How many lines in the entries below contain "columns"? Answer with the number only.

:: Input ::
----------

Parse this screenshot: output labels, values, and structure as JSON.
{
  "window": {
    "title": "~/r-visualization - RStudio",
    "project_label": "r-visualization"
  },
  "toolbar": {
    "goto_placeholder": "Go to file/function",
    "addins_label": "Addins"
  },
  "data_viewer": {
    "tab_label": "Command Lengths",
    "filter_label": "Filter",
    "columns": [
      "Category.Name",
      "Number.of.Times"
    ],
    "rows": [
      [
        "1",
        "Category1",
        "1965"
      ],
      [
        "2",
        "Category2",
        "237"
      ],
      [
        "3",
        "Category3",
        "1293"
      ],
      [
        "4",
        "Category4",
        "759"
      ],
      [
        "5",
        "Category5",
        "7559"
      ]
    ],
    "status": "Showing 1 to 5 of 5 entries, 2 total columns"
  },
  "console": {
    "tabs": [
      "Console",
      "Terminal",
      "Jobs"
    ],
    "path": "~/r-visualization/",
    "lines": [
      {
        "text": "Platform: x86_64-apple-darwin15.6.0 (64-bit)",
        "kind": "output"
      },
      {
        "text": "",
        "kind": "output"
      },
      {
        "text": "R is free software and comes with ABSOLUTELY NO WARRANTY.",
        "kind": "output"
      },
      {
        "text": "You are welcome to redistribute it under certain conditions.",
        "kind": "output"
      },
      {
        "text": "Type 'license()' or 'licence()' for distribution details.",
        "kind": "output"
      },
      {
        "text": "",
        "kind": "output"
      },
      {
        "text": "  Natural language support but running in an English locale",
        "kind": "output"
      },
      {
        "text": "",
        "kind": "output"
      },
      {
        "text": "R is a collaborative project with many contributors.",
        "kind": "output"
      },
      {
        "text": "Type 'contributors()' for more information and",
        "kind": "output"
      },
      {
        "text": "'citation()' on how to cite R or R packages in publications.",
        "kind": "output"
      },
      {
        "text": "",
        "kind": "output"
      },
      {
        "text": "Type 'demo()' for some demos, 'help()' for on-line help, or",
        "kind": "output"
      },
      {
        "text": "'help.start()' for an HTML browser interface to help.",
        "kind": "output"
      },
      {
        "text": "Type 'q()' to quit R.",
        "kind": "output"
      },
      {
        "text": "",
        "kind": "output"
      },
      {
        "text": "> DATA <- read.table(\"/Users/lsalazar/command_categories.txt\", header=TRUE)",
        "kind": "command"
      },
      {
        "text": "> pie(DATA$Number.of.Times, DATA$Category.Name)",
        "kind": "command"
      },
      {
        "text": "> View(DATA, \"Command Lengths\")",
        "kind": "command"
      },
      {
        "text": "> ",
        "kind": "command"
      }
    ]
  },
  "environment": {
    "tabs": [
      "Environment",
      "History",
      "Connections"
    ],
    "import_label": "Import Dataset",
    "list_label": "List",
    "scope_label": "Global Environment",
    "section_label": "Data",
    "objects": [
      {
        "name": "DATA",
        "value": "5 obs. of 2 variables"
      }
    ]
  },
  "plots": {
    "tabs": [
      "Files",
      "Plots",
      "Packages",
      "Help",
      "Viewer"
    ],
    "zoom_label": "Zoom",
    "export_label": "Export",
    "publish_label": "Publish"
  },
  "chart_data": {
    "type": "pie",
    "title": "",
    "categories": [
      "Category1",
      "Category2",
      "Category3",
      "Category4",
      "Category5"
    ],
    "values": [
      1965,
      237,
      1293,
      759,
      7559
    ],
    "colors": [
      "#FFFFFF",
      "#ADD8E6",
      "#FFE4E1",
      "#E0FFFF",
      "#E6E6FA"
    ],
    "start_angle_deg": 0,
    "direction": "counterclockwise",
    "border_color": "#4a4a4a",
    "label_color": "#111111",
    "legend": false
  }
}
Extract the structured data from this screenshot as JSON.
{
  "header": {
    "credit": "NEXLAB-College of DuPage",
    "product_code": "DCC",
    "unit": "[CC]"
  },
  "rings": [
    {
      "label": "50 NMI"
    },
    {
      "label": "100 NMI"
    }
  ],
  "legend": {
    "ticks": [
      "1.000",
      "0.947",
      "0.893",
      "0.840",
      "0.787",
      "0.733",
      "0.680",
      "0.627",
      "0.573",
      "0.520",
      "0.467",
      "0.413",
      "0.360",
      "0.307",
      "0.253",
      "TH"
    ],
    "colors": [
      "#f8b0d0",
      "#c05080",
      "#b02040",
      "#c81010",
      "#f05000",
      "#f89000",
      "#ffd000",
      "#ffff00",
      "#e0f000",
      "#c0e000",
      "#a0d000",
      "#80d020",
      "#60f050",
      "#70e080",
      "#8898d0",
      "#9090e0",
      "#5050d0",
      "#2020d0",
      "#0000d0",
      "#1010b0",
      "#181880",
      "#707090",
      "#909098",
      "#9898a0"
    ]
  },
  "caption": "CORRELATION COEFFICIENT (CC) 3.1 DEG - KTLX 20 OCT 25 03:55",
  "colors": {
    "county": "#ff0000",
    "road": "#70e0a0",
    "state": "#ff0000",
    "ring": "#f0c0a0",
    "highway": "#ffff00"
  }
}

----------

:: Worked solution ::
2